Records:
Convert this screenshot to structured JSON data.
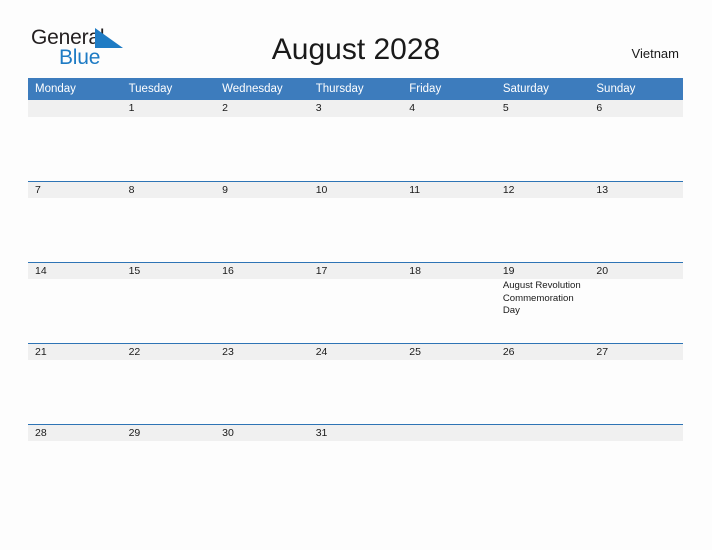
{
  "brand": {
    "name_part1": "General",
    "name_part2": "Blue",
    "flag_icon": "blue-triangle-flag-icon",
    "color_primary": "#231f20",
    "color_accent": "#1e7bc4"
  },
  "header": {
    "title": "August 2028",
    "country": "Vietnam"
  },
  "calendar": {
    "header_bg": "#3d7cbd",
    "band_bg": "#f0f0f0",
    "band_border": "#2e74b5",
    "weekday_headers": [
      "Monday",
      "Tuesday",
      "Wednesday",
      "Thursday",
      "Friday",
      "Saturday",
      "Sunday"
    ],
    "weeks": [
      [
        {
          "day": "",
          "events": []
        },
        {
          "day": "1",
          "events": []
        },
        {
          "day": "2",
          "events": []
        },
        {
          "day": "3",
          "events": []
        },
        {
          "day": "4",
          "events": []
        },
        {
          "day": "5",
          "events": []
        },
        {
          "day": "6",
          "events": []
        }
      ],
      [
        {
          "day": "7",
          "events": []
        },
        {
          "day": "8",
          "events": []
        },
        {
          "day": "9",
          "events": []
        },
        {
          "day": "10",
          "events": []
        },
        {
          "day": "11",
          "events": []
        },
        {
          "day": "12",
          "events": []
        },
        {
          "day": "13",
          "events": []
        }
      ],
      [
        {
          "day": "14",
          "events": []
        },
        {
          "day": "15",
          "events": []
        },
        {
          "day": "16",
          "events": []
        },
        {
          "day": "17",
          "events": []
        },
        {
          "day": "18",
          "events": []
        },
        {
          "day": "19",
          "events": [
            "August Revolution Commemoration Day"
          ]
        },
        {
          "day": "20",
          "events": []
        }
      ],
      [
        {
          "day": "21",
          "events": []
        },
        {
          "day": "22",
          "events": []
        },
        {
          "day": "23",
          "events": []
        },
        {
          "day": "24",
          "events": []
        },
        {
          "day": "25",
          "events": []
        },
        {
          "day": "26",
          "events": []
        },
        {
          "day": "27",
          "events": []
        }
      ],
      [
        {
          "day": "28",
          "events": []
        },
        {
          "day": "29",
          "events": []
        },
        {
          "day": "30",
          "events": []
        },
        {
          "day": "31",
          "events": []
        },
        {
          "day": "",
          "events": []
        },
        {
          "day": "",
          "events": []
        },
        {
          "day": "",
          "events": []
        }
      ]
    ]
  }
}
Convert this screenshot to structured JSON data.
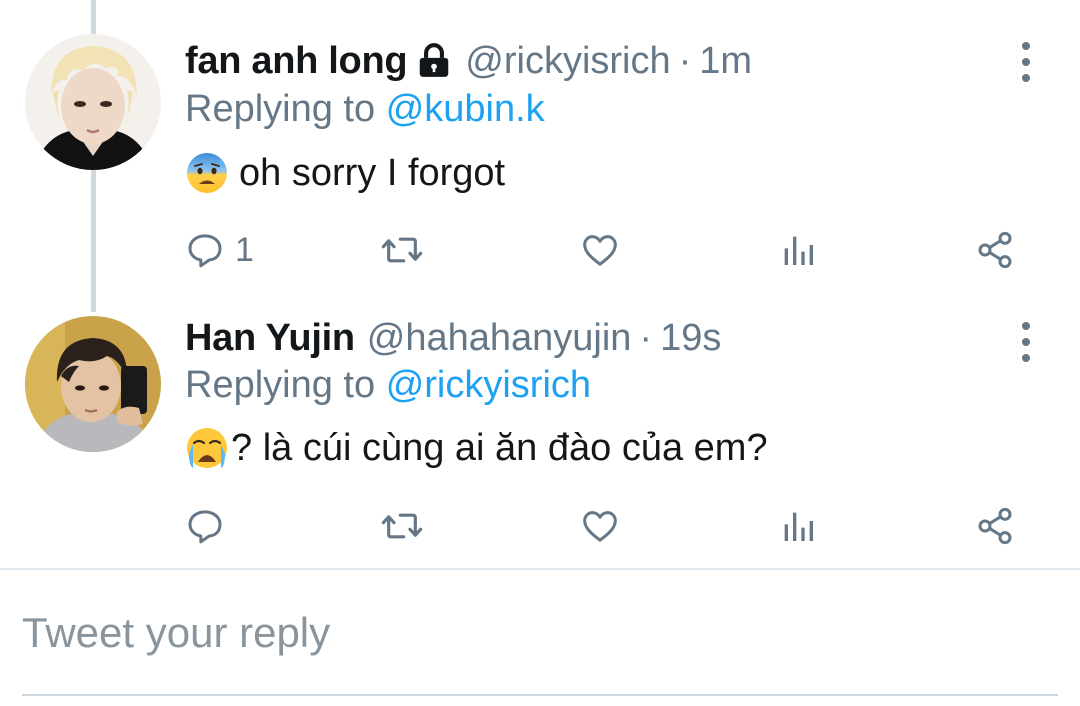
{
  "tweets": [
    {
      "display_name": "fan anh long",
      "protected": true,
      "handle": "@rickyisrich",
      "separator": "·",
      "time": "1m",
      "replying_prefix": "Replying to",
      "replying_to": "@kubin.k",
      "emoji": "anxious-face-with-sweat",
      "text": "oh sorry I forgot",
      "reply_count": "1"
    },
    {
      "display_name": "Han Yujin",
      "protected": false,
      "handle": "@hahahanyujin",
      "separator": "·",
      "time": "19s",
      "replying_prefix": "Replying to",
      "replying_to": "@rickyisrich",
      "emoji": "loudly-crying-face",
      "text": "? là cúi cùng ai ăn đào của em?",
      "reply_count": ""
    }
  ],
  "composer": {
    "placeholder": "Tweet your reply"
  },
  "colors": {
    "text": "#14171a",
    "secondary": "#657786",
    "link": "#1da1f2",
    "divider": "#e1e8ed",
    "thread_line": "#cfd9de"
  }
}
--
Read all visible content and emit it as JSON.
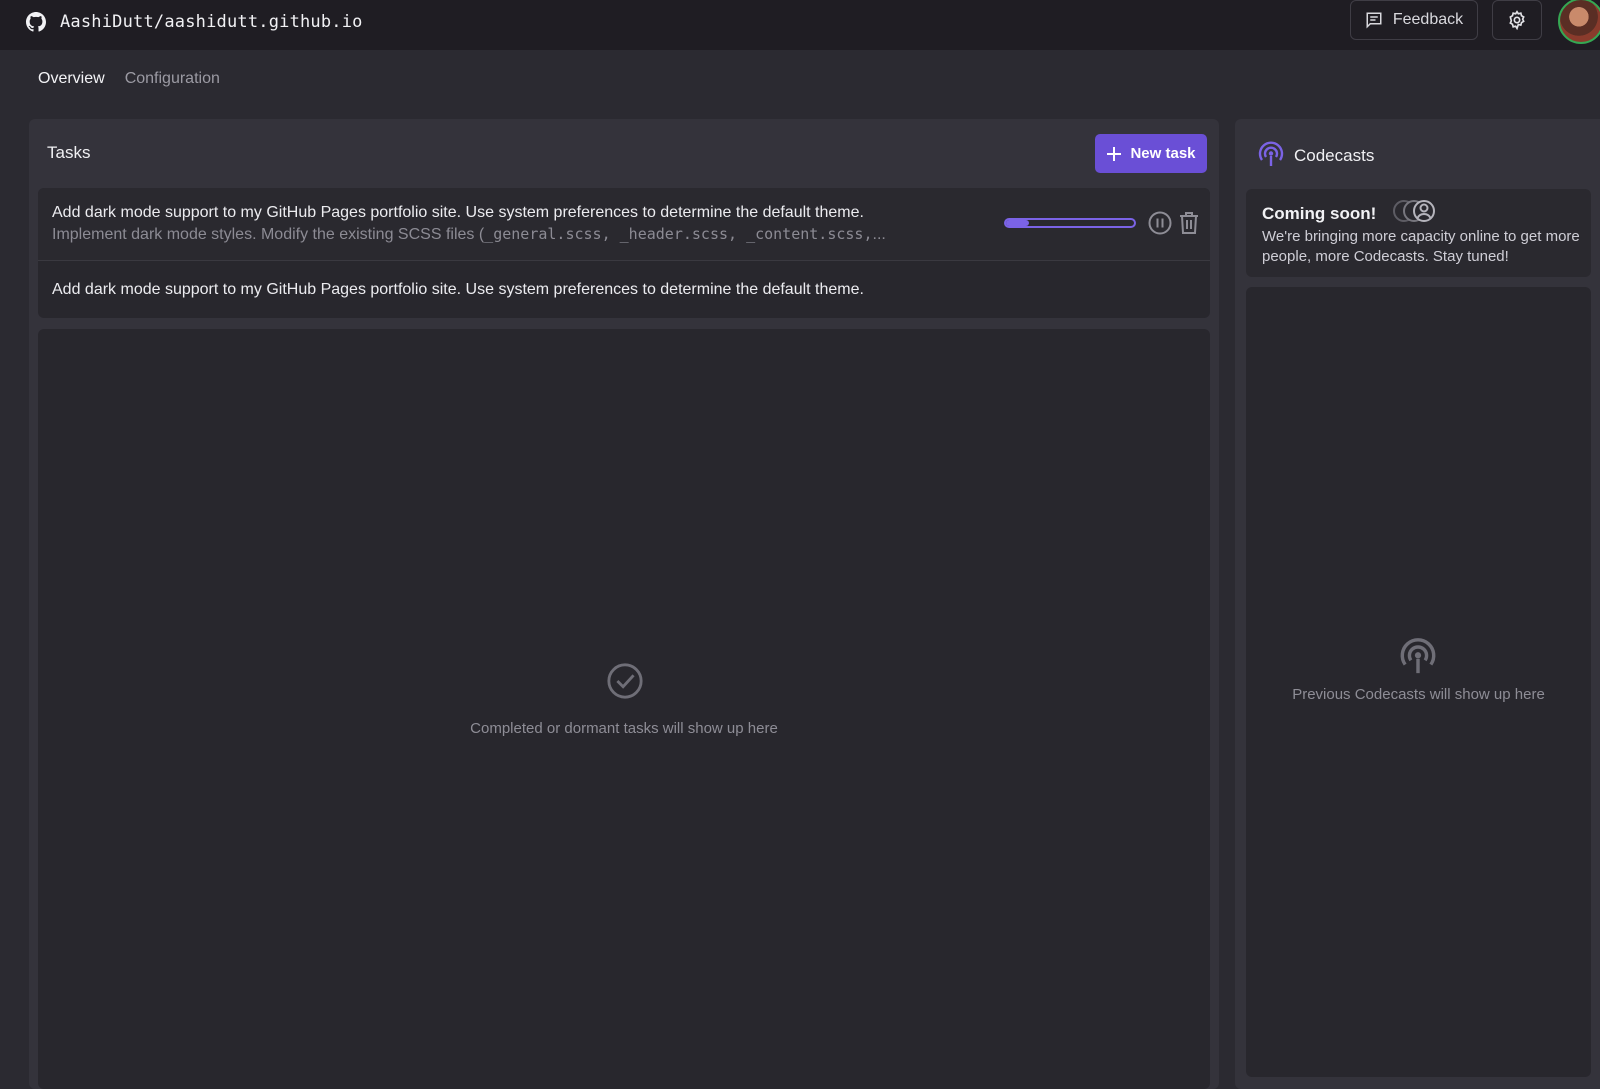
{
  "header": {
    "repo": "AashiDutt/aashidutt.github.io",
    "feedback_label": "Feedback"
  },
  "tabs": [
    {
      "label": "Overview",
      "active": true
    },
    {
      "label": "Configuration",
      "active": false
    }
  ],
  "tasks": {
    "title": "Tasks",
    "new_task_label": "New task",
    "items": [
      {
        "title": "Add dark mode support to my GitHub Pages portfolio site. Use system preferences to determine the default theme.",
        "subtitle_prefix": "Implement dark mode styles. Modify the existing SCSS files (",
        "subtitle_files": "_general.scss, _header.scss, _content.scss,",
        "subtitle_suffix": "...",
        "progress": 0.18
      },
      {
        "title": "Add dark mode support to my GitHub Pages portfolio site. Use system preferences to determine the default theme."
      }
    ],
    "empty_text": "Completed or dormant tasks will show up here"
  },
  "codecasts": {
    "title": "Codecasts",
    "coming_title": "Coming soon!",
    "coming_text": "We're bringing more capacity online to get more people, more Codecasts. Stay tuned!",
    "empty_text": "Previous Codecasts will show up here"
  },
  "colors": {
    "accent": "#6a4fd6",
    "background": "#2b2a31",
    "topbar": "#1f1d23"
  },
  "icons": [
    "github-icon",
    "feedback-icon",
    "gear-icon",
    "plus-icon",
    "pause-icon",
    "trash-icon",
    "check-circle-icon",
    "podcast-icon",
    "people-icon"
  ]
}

Given exercise >> Read the data above and pull out each line that holds the string "rickyisrich".

Task output >>
      "handle": "@rickyisrich",
      "replying_to": "@rickyisrich",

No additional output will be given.